-- begin --

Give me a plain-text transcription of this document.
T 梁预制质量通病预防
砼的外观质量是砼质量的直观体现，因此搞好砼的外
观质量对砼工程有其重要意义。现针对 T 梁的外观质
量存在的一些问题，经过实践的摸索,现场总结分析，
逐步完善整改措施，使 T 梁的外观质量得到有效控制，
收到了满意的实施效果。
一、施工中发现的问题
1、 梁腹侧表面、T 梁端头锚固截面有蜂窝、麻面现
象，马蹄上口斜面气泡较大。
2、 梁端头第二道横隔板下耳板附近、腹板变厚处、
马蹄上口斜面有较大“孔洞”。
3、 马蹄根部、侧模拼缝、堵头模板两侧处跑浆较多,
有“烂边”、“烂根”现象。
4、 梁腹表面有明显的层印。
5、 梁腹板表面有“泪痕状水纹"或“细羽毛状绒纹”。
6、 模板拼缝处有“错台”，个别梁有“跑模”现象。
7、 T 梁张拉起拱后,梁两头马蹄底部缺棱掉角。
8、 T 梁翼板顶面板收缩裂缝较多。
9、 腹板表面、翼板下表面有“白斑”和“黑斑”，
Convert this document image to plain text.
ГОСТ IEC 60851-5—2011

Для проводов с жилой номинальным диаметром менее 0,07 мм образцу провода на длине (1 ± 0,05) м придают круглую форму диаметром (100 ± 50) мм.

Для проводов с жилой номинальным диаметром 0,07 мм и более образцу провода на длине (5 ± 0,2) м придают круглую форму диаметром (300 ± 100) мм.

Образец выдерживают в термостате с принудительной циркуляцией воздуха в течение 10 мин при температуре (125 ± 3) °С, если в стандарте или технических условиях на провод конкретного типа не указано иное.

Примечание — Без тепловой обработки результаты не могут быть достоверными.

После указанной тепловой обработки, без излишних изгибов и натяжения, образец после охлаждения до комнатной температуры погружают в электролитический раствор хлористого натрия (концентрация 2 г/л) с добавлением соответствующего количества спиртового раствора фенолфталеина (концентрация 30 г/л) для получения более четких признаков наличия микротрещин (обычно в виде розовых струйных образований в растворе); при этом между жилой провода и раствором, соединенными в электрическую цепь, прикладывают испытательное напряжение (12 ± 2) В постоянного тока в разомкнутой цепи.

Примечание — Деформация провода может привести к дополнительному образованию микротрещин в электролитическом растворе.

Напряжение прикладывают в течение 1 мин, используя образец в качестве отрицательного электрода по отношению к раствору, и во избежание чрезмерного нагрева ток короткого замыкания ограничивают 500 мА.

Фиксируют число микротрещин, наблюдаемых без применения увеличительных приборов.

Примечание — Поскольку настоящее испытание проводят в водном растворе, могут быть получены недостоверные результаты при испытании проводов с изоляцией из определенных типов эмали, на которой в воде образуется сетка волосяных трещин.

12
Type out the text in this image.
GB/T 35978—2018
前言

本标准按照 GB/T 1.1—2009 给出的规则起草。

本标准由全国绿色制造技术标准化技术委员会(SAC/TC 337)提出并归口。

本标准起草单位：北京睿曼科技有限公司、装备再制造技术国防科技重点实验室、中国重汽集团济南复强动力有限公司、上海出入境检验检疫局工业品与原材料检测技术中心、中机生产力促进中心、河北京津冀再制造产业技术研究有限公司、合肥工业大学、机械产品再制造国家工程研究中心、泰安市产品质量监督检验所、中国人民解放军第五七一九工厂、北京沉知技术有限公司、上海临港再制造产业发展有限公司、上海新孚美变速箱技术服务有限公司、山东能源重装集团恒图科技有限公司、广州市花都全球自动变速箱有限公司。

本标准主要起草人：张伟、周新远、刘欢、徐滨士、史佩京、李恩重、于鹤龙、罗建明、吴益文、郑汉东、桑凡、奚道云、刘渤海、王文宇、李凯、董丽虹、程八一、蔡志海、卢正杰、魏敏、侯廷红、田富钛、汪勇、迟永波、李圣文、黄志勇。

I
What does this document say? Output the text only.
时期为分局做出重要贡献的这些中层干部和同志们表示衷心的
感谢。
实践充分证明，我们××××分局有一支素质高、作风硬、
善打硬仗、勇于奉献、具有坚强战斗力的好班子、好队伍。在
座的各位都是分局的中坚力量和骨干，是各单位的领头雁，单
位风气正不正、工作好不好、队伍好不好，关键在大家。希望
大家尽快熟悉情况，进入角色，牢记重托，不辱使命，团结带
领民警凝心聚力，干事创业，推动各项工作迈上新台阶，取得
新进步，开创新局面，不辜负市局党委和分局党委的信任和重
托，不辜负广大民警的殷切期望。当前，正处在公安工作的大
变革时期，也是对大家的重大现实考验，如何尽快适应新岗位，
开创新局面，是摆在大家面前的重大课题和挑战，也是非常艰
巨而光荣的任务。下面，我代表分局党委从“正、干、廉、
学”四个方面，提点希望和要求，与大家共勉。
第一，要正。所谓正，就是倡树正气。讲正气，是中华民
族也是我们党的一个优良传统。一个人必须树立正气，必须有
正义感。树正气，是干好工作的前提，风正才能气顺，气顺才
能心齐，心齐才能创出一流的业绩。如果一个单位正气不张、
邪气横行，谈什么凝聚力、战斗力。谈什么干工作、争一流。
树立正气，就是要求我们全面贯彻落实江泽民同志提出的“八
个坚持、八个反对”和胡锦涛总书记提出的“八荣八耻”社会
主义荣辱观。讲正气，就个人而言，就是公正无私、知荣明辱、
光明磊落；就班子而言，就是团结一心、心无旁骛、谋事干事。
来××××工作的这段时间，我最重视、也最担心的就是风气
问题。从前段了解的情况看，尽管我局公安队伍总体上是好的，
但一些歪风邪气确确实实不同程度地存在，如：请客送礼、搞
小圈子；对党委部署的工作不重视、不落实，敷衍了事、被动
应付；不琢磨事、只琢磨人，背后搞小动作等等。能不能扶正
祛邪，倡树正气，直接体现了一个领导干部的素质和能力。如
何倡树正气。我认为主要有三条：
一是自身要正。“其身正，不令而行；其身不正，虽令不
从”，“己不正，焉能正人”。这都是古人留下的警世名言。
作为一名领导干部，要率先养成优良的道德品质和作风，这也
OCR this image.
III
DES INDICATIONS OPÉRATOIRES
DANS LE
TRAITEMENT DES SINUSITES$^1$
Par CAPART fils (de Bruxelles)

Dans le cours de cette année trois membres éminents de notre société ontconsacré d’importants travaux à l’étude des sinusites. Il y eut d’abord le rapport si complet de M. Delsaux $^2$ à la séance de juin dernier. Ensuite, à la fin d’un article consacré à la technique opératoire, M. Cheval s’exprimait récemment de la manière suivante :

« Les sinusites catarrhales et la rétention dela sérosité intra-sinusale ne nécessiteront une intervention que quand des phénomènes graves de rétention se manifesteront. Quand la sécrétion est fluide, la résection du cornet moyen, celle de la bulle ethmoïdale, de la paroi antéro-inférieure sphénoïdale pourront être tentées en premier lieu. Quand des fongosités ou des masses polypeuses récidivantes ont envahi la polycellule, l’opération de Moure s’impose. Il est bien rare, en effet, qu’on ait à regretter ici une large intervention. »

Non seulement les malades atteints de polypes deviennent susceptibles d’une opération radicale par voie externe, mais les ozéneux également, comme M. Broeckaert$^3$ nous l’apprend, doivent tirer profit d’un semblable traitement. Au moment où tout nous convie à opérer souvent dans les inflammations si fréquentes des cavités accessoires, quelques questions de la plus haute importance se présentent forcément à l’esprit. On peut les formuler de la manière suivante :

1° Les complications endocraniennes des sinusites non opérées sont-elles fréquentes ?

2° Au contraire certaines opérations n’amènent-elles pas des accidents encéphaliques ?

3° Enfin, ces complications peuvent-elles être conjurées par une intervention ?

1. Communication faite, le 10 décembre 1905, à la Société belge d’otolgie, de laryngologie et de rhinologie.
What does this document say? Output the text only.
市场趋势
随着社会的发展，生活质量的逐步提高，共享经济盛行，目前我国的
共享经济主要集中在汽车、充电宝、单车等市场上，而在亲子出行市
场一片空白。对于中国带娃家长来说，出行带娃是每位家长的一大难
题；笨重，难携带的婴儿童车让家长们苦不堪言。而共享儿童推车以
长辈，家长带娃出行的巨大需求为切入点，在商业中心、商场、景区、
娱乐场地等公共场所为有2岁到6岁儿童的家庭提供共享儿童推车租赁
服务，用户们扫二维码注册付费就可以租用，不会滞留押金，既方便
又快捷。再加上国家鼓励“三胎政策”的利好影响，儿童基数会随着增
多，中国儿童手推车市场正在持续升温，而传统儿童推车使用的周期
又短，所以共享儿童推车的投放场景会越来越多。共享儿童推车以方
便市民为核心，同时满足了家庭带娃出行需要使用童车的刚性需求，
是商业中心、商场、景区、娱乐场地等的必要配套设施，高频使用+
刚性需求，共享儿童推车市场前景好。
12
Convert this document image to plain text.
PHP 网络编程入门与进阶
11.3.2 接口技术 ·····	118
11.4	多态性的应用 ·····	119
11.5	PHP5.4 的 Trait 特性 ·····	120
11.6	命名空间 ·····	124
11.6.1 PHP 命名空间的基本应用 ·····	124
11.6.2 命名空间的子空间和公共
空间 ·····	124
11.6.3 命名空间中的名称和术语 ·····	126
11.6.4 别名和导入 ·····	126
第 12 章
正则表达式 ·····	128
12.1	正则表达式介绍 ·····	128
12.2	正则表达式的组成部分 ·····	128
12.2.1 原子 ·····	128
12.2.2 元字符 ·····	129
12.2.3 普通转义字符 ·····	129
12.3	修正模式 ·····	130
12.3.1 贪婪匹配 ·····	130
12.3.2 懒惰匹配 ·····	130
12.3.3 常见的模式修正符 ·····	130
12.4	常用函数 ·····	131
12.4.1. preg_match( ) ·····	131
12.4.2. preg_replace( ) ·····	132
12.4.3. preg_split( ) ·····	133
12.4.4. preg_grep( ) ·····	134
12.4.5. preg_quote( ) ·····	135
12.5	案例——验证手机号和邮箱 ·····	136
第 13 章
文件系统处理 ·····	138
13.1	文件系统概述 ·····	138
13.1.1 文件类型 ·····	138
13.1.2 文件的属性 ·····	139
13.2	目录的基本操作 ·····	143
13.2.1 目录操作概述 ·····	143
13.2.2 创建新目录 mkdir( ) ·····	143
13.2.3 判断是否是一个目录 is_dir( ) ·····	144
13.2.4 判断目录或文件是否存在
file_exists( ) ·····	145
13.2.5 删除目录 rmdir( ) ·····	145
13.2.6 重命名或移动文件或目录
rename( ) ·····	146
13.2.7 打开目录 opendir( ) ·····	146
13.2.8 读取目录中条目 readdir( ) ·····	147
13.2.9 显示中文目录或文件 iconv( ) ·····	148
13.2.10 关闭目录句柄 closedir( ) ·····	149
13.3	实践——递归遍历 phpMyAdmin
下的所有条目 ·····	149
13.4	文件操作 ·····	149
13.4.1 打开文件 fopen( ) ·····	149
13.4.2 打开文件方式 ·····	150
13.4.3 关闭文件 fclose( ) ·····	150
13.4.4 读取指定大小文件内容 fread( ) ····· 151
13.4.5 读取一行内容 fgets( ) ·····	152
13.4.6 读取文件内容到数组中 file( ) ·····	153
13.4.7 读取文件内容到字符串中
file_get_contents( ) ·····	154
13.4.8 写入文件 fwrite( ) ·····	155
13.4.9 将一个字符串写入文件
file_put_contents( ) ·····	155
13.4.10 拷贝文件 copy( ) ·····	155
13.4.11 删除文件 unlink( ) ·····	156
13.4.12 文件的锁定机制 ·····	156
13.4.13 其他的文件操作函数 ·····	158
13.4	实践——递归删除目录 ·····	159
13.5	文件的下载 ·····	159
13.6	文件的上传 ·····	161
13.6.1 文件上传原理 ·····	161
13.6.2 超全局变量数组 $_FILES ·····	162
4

-- end --

- _What you are asked to do_:
Identify the lines of the entries containing the string "тепловой". Copy each such line.

- _Solution for this task_:
Примечание — Без тепловой обработки результаты не могут быть достоверными.
После указанной тепловой обработки, без излишних изгибов и натяжения, образец после охлаждения до комнатной температуры погружают в электролитический раствор хлористого натрия (концентрация 2 г/л) с добавлением соответствующего количества спиртового раствора фенолфталеина (концентрация 30 г/л) для получения более четких признаков наличия микротрещин (обычно в виде розовых струйных образований в растворе); при этом между жилой провода и раствором, соединенными в электрическую цепь, прикладывают испытательное напряжение (12 ± 2) В постоянного тока в разомкнутой цепи.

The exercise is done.